» Data entries for graphics
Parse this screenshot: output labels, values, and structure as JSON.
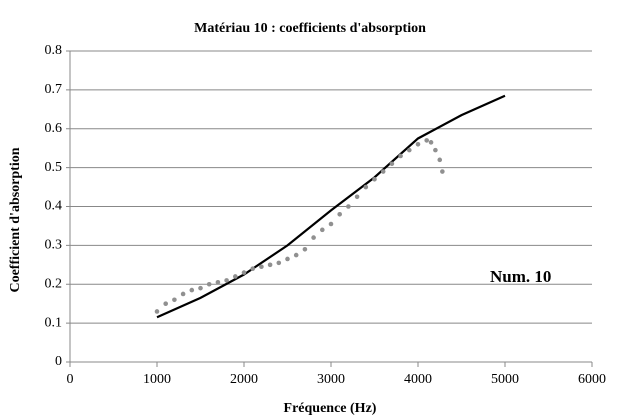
{
  "chart_data": {
    "type": "line",
    "title": "Matériau 10 : coefficients d'absorption",
    "x_label": "Fréquence (Hz)",
    "y_label": "Coefficient d'absorption",
    "annotation": "Num. 10",
    "xlim": [
      0,
      6000
    ],
    "xticks": [
      0,
      1000,
      2000,
      3000,
      4000,
      5000,
      6000
    ],
    "ylim": [
      0,
      0.8
    ],
    "yticks": [
      0,
      0.1,
      0.2,
      0.3,
      0.4,
      0.5,
      0.6,
      0.7,
      0.8
    ],
    "grid": true,
    "series": [
      {
        "color": "#000000",
        "mode": "line",
        "x": [
          1000,
          1500,
          2000,
          2500,
          3000,
          3500,
          4000,
          4500,
          5000
        ],
        "values": [
          0.115,
          0.165,
          0.225,
          0.3,
          0.39,
          0.475,
          0.575,
          0.635,
          0.685
        ]
      },
      {
        "color": "#909090",
        "mode": "markers",
        "x": [
          1000,
          1100,
          1200,
          1300,
          1400,
          1500,
          1600,
          1700,
          1800,
          1900,
          2000,
          2100,
          2200,
          2300,
          2400,
          2500,
          2600,
          2700,
          2800,
          2900,
          3000,
          3100,
          3200,
          3300,
          3400,
          3500,
          3600,
          3700,
          3800,
          3900,
          4000,
          4100,
          4150,
          4200,
          4250,
          4280
        ],
        "values": [
          0.13,
          0.15,
          0.16,
          0.175,
          0.185,
          0.19,
          0.2,
          0.205,
          0.21,
          0.22,
          0.23,
          0.24,
          0.245,
          0.25,
          0.255,
          0.265,
          0.275,
          0.29,
          0.32,
          0.34,
          0.355,
          0.38,
          0.4,
          0.425,
          0.45,
          0.47,
          0.49,
          0.51,
          0.53,
          0.545,
          0.56,
          0.57,
          0.565,
          0.545,
          0.52,
          0.49
        ]
      }
    ]
  }
}
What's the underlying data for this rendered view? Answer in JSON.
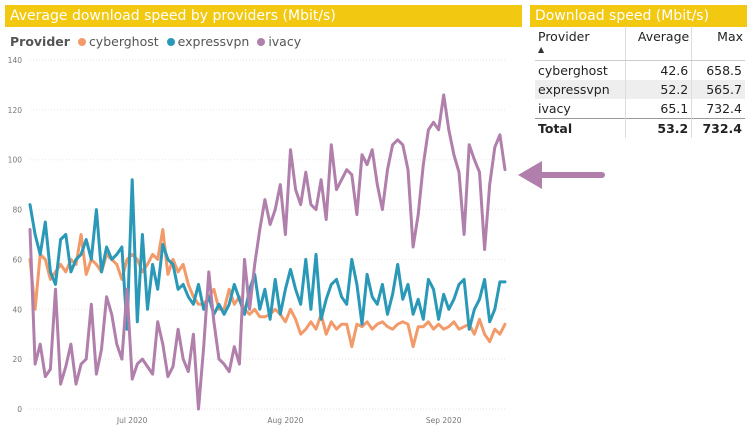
{
  "chart_panel": {
    "title": "Average download speed by providers (Mbit/s)",
    "legend_label": "Provider",
    "legend_items": [
      "cyberghost",
      "expressvpn",
      "ivacy"
    ]
  },
  "table_panel": {
    "title": "Download speed (Mbit/s)",
    "headers": [
      "Provider",
      "Average",
      "Max"
    ],
    "rows": [
      [
        "cyberghost",
        "42.6",
        "658.5"
      ],
      [
        "expressvpn",
        "52.2",
        "565.7"
      ],
      [
        "ivacy",
        "65.1",
        "732.4"
      ]
    ],
    "total": [
      "Total",
      "53.2",
      "732.4"
    ]
  },
  "arrow_color": "#b07fac",
  "chart_data": {
    "type": "line",
    "title": "Average download speed by providers (Mbit/s)",
    "xlabel": "",
    "ylabel": "",
    "ylim": [
      0,
      140
    ],
    "yticks": [
      0,
      20,
      40,
      60,
      80,
      100,
      120,
      140
    ],
    "xtick_labels": [
      "Jul 2020",
      "Aug 2020",
      "Sep 2020"
    ],
    "xtick_positions": [
      20,
      50,
      81
    ],
    "grid": true,
    "legend_position": "top-left",
    "x": [
      0,
      1,
      2,
      3,
      4,
      5,
      6,
      7,
      8,
      9,
      10,
      11,
      12,
      13,
      14,
      15,
      16,
      17,
      18,
      19,
      20,
      21,
      22,
      23,
      24,
      25,
      26,
      27,
      28,
      29,
      30,
      31,
      32,
      33,
      34,
      35,
      36,
      37,
      38,
      39,
      40,
      41,
      42,
      43,
      44,
      45,
      46,
      47,
      48,
      49,
      50,
      51,
      52,
      53,
      54,
      55,
      56,
      57,
      58,
      59,
      60,
      61,
      62,
      63,
      64,
      65,
      66,
      67,
      68,
      69,
      70,
      71,
      72,
      73,
      74,
      75,
      76,
      77,
      78,
      79,
      80,
      81,
      82,
      83,
      84,
      85,
      86,
      87,
      88,
      89,
      90,
      91,
      92,
      93
    ],
    "series": [
      {
        "name": "cyberghost",
        "color": "#f39a6a",
        "values": [
          60,
          40,
          62,
          60,
          52,
          55,
          58,
          55,
          60,
          58,
          70,
          54,
          60,
          58,
          55,
          62,
          60,
          58,
          52,
          60,
          62,
          60,
          55,
          58,
          62,
          60,
          72,
          54,
          60,
          55,
          58,
          50,
          45,
          42,
          42,
          45,
          48,
          40,
          40,
          48,
          42,
          45,
          40,
          38,
          40,
          37,
          37,
          38,
          40,
          38,
          35,
          40,
          36,
          30,
          32,
          35,
          32,
          38,
          30,
          35,
          32,
          34,
          34,
          25,
          34,
          33,
          35,
          32,
          34,
          35,
          33,
          32,
          34,
          35,
          34,
          25,
          33,
          33,
          35,
          32,
          34,
          32,
          33,
          35,
          32,
          33,
          34,
          30,
          36,
          30,
          27,
          32,
          30,
          34
        ]
      },
      {
        "name": "expressvpn",
        "color": "#2a98b7",
        "values": [
          82,
          70,
          62,
          75,
          55,
          50,
          68,
          70,
          55,
          60,
          62,
          68,
          60,
          80,
          55,
          65,
          60,
          62,
          65,
          32,
          92,
          35,
          70,
          40,
          58,
          48,
          66,
          60,
          58,
          48,
          50,
          45,
          42,
          50,
          40,
          45,
          38,
          42,
          38,
          42,
          50,
          44,
          38,
          48,
          54,
          40,
          48,
          36,
          52,
          38,
          48,
          56,
          48,
          42,
          60,
          40,
          62,
          36,
          44,
          50,
          52,
          45,
          42,
          60,
          50,
          34,
          54,
          45,
          42,
          50,
          38,
          46,
          58,
          44,
          50,
          38,
          44,
          36,
          52,
          48,
          36,
          46,
          40,
          44,
          50,
          52,
          32,
          40,
          44,
          52,
          35,
          40,
          51,
          51
        ]
      },
      {
        "name": "ivacy",
        "color": "#b07fac",
        "values": [
          72,
          18,
          26,
          13,
          16,
          48,
          10,
          17,
          26,
          10,
          18,
          20,
          42,
          14,
          24,
          45,
          38,
          26,
          20,
          48,
          12,
          18,
          20,
          17,
          14,
          35,
          26,
          13,
          17,
          32,
          20,
          15,
          30,
          0,
          25,
          55,
          35,
          20,
          18,
          15,
          25,
          18,
          60,
          40,
          58,
          72,
          84,
          74,
          80,
          90,
          70,
          104,
          88,
          82,
          95,
          82,
          80,
          92,
          76,
          106,
          88,
          92,
          96,
          94,
          78,
          102,
          98,
          104,
          90,
          80,
          96,
          106,
          108,
          106,
          96,
          65,
          78,
          98,
          112,
          115,
          112,
          126,
          112,
          102,
          95,
          70,
          106,
          100,
          95,
          64,
          90,
          105,
          110,
          96
        ]
      }
    ]
  }
}
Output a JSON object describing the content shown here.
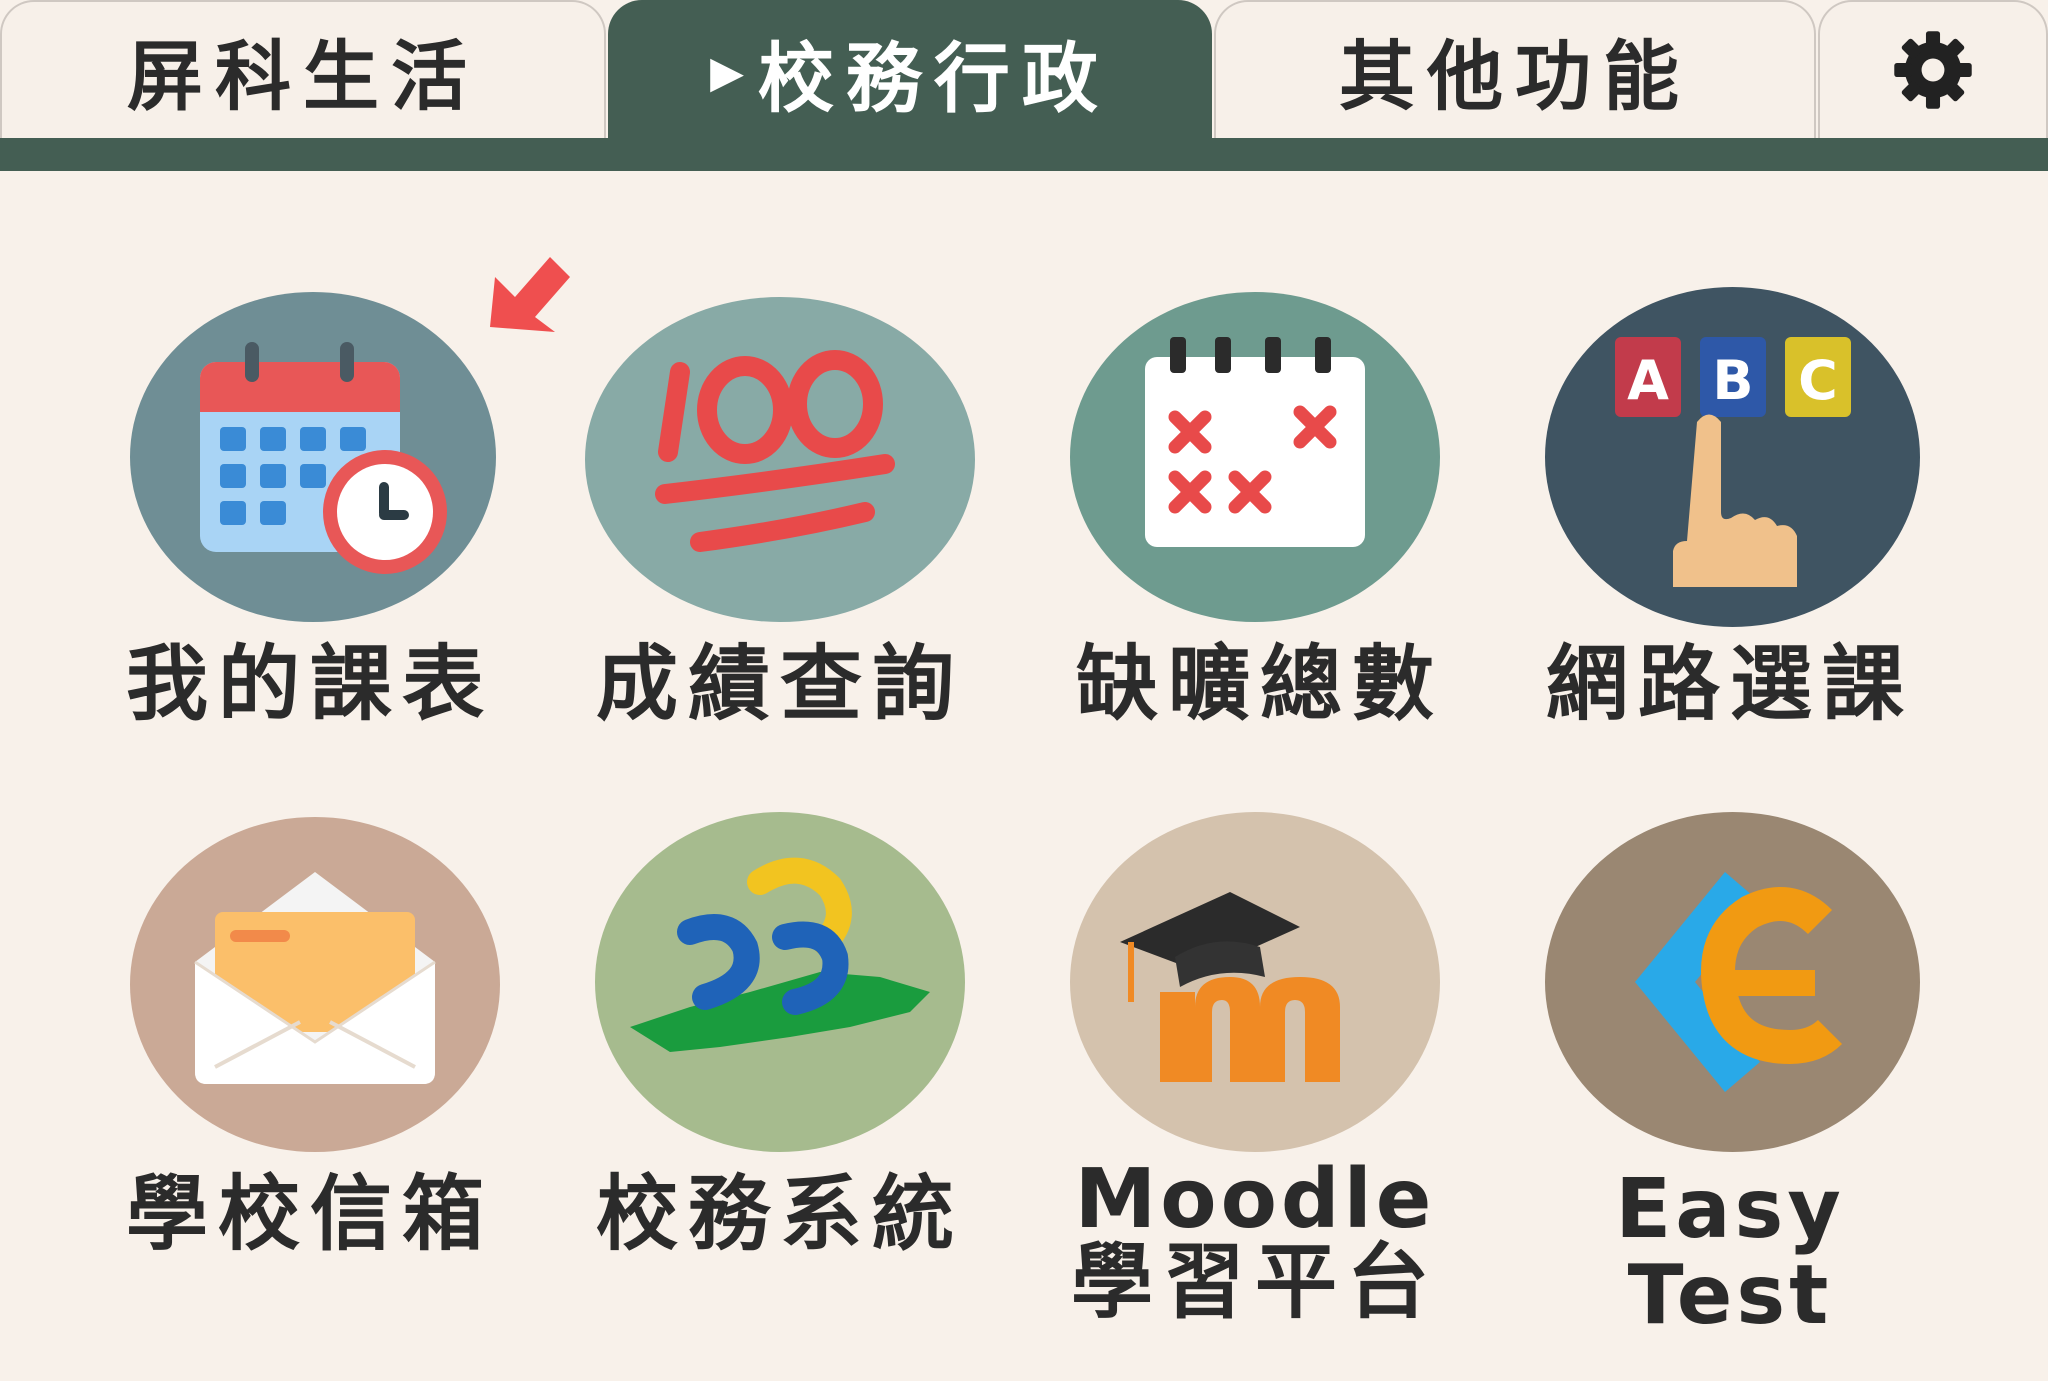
{
  "tabs": [
    {
      "label": "屏科生活",
      "active": false
    },
    {
      "label": "校務行政",
      "active": true,
      "marker": "▶"
    },
    {
      "label": "其他功能",
      "active": false
    }
  ],
  "settings_icon": "gear-icon",
  "colors": {
    "background": "#f8f1ea",
    "active_tab": "#445e53",
    "text": "#2b2b2b"
  },
  "apps": [
    {
      "label": "我的課表",
      "icon": "calendar-clock-icon",
      "bg": "#6f8e95",
      "badge": "new-arrow-icon"
    },
    {
      "label": "成績查詢",
      "icon": "hundred-points-icon",
      "bg": "#88aaa6"
    },
    {
      "label": "缺曠總數",
      "icon": "absence-calendar-icon",
      "bg": "#6e9b8f"
    },
    {
      "label": "網路選課",
      "icon": "abc-selection-icon",
      "bg": "#3f5462"
    },
    {
      "label": "學校信箱",
      "icon": "envelope-icon",
      "bg": "#caa996"
    },
    {
      "label": "校務系統",
      "icon": "school-system-logo-icon",
      "bg": "#a6bb8e"
    },
    {
      "label_line1": "Moodle",
      "label_line2": "學習平台",
      "icon": "moodle-icon",
      "bg": "#d4c2ad"
    },
    {
      "label": "Easy Test",
      "icon": "easy-test-icon",
      "bg": "#9a8772"
    }
  ]
}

» What is needed
Retype, word for word, the lines from the one with "Output a JSON" through the last line of the entries above, and only those lines. Leave pictures out.

» Exercise response
Output a JSON object describing the content shown here.
{
  "tabs": [
    {
      "label": "屏科生活",
      "active": false
    },
    {
      "label": "校務行政",
      "active": true,
      "marker": "▶"
    },
    {
      "label": "其他功能",
      "active": false
    }
  ],
  "settings_icon": "gear-icon",
  "colors": {
    "background": "#f8f1ea",
    "active_tab": "#445e53",
    "text": "#2b2b2b"
  },
  "apps": [
    {
      "label": "我的課表",
      "icon": "calendar-clock-icon",
      "bg": "#6f8e95",
      "badge": "new-arrow-icon"
    },
    {
      "label": "成績查詢",
      "icon": "hundred-points-icon",
      "bg": "#88aaa6"
    },
    {
      "label": "缺曠總數",
      "icon": "absence-calendar-icon",
      "bg": "#6e9b8f"
    },
    {
      "label": "網路選課",
      "icon": "abc-selection-icon",
      "bg": "#3f5462"
    },
    {
      "label": "學校信箱",
      "icon": "envelope-icon",
      "bg": "#caa996"
    },
    {
      "label": "校務系統",
      "icon": "school-system-logo-icon",
      "bg": "#a6bb8e"
    },
    {
      "label_line1": "Moodle",
      "label_line2": "學習平台",
      "icon": "moodle-icon",
      "bg": "#d4c2ad"
    },
    {
      "label": "Easy Test",
      "icon": "easy-test-icon",
      "bg": "#9a8772"
    }
  ]
}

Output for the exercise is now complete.